[Data entries for graphics]

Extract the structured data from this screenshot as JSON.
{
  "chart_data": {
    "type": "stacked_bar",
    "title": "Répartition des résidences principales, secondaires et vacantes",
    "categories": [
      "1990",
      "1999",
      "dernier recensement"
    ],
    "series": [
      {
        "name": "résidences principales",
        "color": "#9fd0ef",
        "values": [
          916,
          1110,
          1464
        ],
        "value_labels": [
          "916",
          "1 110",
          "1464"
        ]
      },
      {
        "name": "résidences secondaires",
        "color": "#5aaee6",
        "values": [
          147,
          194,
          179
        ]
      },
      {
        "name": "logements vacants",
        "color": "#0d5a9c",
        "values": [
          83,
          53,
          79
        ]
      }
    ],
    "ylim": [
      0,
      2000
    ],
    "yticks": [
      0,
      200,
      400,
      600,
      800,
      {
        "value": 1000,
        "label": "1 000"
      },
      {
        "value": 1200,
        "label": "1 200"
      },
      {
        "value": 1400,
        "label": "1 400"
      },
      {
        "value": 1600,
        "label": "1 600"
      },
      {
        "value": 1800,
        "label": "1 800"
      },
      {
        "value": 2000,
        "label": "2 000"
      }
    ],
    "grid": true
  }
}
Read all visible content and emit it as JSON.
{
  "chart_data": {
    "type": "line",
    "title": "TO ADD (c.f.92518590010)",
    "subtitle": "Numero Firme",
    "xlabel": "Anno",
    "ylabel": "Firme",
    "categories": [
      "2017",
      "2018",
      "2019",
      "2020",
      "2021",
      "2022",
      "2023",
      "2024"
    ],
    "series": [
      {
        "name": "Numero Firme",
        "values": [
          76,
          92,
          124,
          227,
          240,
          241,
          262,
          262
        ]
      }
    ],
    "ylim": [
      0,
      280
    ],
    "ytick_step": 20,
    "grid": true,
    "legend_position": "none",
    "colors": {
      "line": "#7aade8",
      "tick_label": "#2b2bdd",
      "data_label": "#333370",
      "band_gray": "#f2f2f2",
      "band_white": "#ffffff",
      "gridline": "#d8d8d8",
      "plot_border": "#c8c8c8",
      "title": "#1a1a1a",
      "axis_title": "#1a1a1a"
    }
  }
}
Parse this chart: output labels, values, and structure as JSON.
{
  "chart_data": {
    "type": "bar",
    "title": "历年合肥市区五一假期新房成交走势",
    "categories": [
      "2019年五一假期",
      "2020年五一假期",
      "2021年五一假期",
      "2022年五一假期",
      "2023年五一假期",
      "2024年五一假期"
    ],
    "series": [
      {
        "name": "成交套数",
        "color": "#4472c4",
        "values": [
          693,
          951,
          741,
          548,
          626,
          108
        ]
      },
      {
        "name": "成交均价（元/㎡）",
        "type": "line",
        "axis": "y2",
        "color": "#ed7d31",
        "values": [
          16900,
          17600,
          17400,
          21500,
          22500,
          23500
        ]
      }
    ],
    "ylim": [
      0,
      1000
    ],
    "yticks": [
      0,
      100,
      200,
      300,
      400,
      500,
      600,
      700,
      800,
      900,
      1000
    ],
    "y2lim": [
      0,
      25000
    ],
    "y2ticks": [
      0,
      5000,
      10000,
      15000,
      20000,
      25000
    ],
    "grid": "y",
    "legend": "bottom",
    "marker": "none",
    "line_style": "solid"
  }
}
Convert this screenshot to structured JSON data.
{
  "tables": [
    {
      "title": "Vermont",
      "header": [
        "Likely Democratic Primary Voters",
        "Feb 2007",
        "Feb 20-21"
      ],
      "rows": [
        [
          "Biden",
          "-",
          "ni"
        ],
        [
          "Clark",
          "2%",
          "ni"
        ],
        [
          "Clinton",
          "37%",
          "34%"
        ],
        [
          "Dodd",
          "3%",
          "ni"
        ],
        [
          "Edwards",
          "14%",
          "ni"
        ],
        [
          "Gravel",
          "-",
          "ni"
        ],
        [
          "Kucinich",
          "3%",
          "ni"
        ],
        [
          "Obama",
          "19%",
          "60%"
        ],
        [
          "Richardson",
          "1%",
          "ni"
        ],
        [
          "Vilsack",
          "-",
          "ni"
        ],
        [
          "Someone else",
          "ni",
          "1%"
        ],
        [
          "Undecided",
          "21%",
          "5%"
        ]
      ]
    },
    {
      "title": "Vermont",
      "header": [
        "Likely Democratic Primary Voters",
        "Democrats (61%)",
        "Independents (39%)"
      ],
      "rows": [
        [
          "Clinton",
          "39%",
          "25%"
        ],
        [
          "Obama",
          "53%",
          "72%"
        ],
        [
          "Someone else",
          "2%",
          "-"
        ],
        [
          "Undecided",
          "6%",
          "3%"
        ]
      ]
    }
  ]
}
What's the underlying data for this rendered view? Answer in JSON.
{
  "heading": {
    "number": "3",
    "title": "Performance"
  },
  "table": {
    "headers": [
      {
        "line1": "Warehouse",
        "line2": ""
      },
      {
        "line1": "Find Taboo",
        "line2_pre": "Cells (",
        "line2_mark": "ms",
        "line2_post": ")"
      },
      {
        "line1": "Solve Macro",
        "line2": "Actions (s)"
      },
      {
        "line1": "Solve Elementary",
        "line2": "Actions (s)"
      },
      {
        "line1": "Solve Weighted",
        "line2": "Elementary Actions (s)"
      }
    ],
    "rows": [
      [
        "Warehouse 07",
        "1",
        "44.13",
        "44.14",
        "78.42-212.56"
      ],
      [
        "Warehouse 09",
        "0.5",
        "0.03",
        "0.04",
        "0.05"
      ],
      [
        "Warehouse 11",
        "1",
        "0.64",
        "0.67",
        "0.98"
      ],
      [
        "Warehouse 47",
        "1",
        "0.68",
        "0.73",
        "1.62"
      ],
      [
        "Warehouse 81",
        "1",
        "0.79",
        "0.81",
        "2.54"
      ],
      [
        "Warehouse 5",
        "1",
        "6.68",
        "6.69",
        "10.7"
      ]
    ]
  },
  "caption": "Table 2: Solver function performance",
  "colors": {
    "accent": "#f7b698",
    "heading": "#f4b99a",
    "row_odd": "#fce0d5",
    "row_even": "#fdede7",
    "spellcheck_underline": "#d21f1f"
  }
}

[EXERCISE AIM] Find every line in the records above that holds the word "secondaires", and copy each one.

[COMPLETE ANSWER]
    "title": "Répartition des résidences principales, secondaires et vacantes",
        "name": "résidences secondaires",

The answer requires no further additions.